• Requirements
Show each line that has the string "radius" in it.

• Dataset rows
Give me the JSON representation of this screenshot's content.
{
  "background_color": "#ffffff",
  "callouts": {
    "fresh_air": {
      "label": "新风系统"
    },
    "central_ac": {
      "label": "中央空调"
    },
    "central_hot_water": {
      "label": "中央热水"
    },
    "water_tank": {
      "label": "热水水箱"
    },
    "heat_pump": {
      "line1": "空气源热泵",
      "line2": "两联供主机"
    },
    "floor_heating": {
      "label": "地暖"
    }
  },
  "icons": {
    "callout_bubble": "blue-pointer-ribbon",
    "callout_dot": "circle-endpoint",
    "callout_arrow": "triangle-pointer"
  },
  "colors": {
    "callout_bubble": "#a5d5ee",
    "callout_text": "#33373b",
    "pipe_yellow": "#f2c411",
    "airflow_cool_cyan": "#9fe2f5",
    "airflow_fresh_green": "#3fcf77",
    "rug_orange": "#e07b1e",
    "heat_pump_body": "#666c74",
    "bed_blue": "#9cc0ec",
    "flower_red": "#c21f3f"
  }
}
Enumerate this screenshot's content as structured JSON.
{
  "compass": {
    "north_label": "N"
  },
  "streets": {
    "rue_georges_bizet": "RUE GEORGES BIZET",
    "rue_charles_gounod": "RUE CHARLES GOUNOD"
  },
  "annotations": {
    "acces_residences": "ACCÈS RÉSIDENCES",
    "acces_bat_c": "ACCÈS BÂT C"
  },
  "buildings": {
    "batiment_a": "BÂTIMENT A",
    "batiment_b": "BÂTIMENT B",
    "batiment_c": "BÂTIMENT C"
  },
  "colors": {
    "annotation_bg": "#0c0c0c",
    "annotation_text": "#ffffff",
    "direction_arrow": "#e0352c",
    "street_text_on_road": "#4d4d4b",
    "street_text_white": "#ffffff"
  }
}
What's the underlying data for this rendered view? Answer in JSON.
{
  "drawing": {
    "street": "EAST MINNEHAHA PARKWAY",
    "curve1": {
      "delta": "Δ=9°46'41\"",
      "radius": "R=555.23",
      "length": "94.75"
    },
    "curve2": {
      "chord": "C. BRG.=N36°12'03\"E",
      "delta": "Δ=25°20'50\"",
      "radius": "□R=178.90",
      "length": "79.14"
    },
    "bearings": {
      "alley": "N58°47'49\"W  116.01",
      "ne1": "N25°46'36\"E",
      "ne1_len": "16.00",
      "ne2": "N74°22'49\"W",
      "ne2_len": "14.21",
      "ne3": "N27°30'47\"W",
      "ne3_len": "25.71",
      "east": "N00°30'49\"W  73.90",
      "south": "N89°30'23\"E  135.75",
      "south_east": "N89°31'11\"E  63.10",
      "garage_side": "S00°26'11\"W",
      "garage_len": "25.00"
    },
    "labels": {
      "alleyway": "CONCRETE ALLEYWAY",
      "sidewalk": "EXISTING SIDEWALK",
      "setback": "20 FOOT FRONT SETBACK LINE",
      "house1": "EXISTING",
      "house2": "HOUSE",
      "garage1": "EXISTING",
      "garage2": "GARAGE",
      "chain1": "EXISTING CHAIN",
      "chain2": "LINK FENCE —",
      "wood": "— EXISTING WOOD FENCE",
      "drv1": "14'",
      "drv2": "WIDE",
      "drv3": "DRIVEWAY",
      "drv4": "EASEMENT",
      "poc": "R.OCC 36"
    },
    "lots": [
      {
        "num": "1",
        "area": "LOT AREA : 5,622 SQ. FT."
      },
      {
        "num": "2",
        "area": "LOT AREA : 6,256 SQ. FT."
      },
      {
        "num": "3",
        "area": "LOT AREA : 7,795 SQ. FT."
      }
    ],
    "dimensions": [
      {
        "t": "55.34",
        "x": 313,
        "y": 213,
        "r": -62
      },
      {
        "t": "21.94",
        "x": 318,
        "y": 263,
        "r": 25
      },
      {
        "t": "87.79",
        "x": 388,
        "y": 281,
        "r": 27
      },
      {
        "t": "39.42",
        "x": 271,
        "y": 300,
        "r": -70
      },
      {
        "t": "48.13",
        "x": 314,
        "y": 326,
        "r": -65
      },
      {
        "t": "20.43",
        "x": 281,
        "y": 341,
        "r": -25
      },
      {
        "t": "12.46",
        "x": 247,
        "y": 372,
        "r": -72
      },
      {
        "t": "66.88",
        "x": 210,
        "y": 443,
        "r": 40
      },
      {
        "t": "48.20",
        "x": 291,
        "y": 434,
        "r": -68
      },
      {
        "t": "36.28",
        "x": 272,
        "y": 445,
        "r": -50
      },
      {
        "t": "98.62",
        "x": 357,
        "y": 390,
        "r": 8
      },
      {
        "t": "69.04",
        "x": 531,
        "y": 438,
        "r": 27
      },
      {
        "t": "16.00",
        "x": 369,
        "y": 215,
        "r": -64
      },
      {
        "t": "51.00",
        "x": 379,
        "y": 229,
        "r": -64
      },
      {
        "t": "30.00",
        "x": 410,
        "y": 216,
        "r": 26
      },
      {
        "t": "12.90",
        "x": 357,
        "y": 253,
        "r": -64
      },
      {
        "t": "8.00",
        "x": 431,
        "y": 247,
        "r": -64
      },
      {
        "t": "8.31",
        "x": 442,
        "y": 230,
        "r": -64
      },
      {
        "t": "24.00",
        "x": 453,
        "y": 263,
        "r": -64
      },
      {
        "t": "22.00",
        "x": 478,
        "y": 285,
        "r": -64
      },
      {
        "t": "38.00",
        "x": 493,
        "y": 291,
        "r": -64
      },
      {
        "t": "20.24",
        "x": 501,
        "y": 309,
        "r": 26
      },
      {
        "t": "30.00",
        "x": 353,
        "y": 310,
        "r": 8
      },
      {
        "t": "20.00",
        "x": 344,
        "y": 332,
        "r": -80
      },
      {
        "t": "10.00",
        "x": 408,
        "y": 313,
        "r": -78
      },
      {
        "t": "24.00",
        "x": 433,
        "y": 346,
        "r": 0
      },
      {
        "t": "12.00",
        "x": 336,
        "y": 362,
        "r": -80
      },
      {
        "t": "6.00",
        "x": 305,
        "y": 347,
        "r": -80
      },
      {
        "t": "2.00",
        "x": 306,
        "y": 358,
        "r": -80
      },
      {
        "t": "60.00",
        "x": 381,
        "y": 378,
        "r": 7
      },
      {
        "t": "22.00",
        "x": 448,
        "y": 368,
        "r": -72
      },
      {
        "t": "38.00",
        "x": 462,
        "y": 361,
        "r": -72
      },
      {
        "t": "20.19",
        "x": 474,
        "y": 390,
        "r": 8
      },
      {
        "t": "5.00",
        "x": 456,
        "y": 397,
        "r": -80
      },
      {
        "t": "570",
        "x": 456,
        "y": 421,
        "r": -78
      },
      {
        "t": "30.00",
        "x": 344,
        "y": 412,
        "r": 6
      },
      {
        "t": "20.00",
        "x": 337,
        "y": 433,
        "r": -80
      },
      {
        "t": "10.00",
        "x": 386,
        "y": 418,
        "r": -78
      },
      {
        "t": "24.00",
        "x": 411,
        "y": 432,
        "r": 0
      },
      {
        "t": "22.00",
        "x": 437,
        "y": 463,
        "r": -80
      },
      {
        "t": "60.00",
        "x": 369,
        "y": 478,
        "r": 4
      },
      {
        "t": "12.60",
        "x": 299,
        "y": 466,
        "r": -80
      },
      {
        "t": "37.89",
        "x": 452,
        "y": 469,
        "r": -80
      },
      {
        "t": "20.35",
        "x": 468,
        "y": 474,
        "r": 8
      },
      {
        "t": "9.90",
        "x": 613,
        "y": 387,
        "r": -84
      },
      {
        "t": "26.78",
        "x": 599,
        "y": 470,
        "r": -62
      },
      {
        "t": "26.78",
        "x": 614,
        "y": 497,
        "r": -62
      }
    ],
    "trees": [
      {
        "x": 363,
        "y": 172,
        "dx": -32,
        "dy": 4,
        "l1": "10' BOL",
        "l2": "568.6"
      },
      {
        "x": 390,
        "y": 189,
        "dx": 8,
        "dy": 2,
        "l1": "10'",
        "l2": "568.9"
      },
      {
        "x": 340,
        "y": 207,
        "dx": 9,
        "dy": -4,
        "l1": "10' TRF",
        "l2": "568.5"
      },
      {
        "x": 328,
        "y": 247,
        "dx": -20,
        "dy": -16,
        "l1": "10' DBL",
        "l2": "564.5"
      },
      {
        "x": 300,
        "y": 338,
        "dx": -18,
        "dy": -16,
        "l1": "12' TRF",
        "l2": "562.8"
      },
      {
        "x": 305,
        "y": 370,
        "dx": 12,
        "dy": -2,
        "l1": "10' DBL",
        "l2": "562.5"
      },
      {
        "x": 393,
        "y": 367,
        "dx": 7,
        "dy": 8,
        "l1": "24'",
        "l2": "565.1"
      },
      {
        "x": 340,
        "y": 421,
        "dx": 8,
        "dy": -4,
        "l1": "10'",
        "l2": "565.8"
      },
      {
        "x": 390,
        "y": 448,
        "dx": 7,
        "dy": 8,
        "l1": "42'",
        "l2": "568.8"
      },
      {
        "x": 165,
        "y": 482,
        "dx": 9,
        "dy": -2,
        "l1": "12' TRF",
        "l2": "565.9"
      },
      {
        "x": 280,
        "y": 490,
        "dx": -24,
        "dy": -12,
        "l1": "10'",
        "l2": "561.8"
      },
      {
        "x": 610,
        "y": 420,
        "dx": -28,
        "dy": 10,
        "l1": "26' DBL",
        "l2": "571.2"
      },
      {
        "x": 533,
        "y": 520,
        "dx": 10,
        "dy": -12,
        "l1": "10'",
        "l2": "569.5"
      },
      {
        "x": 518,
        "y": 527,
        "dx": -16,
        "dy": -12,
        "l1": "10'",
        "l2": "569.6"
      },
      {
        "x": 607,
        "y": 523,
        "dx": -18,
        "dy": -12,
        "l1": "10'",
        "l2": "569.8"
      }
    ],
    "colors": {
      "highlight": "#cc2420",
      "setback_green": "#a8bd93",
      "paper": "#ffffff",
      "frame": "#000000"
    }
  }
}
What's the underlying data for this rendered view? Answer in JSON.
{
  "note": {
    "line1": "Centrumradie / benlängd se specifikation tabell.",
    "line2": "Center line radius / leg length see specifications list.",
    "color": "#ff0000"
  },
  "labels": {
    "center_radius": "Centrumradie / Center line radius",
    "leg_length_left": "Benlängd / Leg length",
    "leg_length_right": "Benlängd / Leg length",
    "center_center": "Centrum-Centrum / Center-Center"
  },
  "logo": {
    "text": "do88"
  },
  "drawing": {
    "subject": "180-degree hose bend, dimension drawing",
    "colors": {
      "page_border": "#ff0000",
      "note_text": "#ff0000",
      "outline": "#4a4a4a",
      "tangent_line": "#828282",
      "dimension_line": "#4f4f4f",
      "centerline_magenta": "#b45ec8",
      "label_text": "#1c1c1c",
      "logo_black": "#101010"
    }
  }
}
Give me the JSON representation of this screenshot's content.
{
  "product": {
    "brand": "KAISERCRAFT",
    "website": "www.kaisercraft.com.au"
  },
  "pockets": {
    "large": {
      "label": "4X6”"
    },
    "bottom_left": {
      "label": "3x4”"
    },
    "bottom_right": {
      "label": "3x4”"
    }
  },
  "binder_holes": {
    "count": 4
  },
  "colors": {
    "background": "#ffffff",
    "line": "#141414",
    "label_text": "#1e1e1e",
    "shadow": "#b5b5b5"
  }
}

• Correct output
      "radius": "R=555.23",
      "radius": "□R=178.90",
    "line2": "Center line radius / leg length see specifications list.",
    "center_radius": "Centrumradie / Center line radius",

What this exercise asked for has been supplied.